- _PROBLEM TO SOLVE_
Transcribe the listing exactly, leaving out every picture.

- _DATA FOR THIS EXERCISE_
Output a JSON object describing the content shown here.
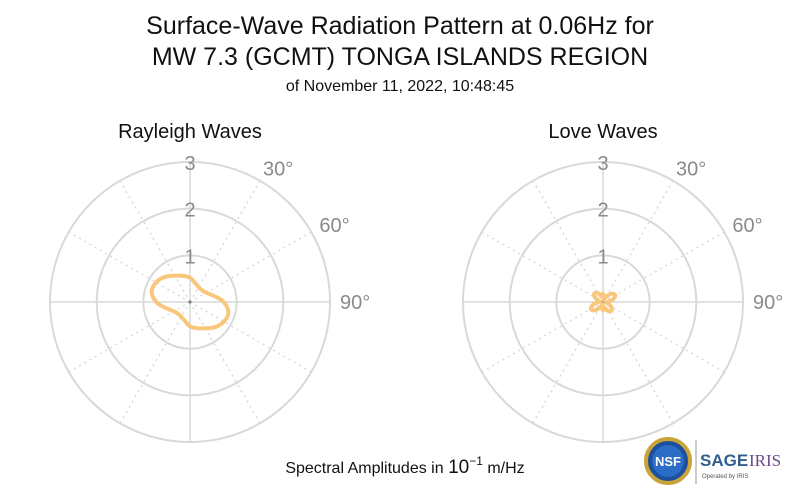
{
  "title_line1": "Surface-Wave Radiation Pattern at 0.06Hz for",
  "title_line2": "MW 7.3 (GCMT) TONGA ISLANDS REGION",
  "subtitle": "of November 11, 2022, 10:48:45",
  "footer": {
    "prefix": "Spectral Amplitudes in ",
    "base": "10",
    "exponent": "−1",
    "unit": " m/Hz"
  },
  "logos": {
    "nsf_text": "NSF",
    "sage_text": "SAGE",
    "iris_text": "IRIS",
    "operated_text": "Operated by IRIS"
  },
  "colors": {
    "pattern": "#f9c77c",
    "grid": "#d9d9d9",
    "tick": "#8a8a8a"
  },
  "chart_data": [
    {
      "type": "polar",
      "title": "Rayleigh Waves",
      "r_ticks": [
        "1",
        "2",
        "3"
      ],
      "r_range": [
        0,
        3
      ],
      "theta_ticks": [
        "30°",
        "60°",
        "90°"
      ],
      "theta_direction": "clockwise from north",
      "series": [
        {
          "theta_deg": [
            0,
            15,
            30,
            45,
            60,
            75,
            90,
            105,
            120,
            135,
            150,
            165,
            180,
            195,
            210,
            225,
            240,
            255,
            270,
            285,
            300,
            315,
            330,
            345
          ],
          "r": [
            0.52,
            0.42,
            0.37,
            0.36,
            0.4,
            0.52,
            0.72,
            0.85,
            0.84,
            0.76,
            0.65,
            0.58,
            0.52,
            0.42,
            0.37,
            0.36,
            0.4,
            0.52,
            0.72,
            0.85,
            0.84,
            0.76,
            0.65,
            0.58
          ]
        }
      ]
    },
    {
      "type": "polar",
      "title": "Love Waves",
      "r_ticks": [
        "1",
        "2",
        "3"
      ],
      "r_range": [
        0,
        3
      ],
      "theta_ticks": [
        "30°",
        "60°",
        "90°"
      ],
      "theta_direction": "clockwise from north",
      "series": [
        {
          "theta_deg": [
            0,
            15,
            30,
            45,
            60,
            75,
            90,
            105,
            120,
            135,
            150,
            165,
            180,
            195,
            210,
            225,
            240,
            255,
            270,
            285,
            300,
            315,
            330,
            345
          ],
          "r": [
            0.18,
            0.05,
            0.12,
            0.25,
            0.3,
            0.22,
            0.1,
            0.08,
            0.2,
            0.26,
            0.22,
            0.12,
            0.18,
            0.05,
            0.12,
            0.25,
            0.3,
            0.22,
            0.1,
            0.08,
            0.2,
            0.26,
            0.22,
            0.12
          ]
        }
      ]
    }
  ]
}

- _EXERCISE OUTPUT_
Output a JSON object describing the content shown here.
{
  "title_line1": "Surface-Wave Radiation Pattern at 0.06Hz for",
  "title_line2": "MW 7.3 (GCMT) TONGA ISLANDS REGION",
  "subtitle": "of November 11, 2022, 10:48:45",
  "footer": {
    "prefix": "Spectral Amplitudes in ",
    "base": "10",
    "exponent": "−1",
    "unit": " m/Hz"
  },
  "logos": {
    "nsf_text": "NSF",
    "sage_text": "SAGE",
    "iris_text": "IRIS",
    "operated_text": "Operated by IRIS"
  },
  "colors": {
    "pattern": "#f9c77c",
    "grid": "#d9d9d9",
    "tick": "#8a8a8a"
  },
  "chart_data": [
    {
      "type": "polar",
      "title": "Rayleigh Waves",
      "r_ticks": [
        "1",
        "2",
        "3"
      ],
      "r_range": [
        0,
        3
      ],
      "theta_ticks": [
        "30°",
        "60°",
        "90°"
      ],
      "theta_direction": "clockwise from north",
      "series": [
        {
          "theta_deg": [
            0,
            15,
            30,
            45,
            60,
            75,
            90,
            105,
            120,
            135,
            150,
            165,
            180,
            195,
            210,
            225,
            240,
            255,
            270,
            285,
            300,
            315,
            330,
            345
          ],
          "r": [
            0.52,
            0.42,
            0.37,
            0.36,
            0.4,
            0.52,
            0.72,
            0.85,
            0.84,
            0.76,
            0.65,
            0.58,
            0.52,
            0.42,
            0.37,
            0.36,
            0.4,
            0.52,
            0.72,
            0.85,
            0.84,
            0.76,
            0.65,
            0.58
          ]
        }
      ]
    },
    {
      "type": "polar",
      "title": "Love Waves",
      "r_ticks": [
        "1",
        "2",
        "3"
      ],
      "r_range": [
        0,
        3
      ],
      "theta_ticks": [
        "30°",
        "60°",
        "90°"
      ],
      "theta_direction": "clockwise from north",
      "series": [
        {
          "theta_deg": [
            0,
            15,
            30,
            45,
            60,
            75,
            90,
            105,
            120,
            135,
            150,
            165,
            180,
            195,
            210,
            225,
            240,
            255,
            270,
            285,
            300,
            315,
            330,
            345
          ],
          "r": [
            0.18,
            0.05,
            0.12,
            0.25,
            0.3,
            0.22,
            0.1,
            0.08,
            0.2,
            0.26,
            0.22,
            0.12,
            0.18,
            0.05,
            0.12,
            0.25,
            0.3,
            0.22,
            0.1,
            0.08,
            0.2,
            0.26,
            0.22,
            0.12
          ]
        }
      ]
    }
  ]
}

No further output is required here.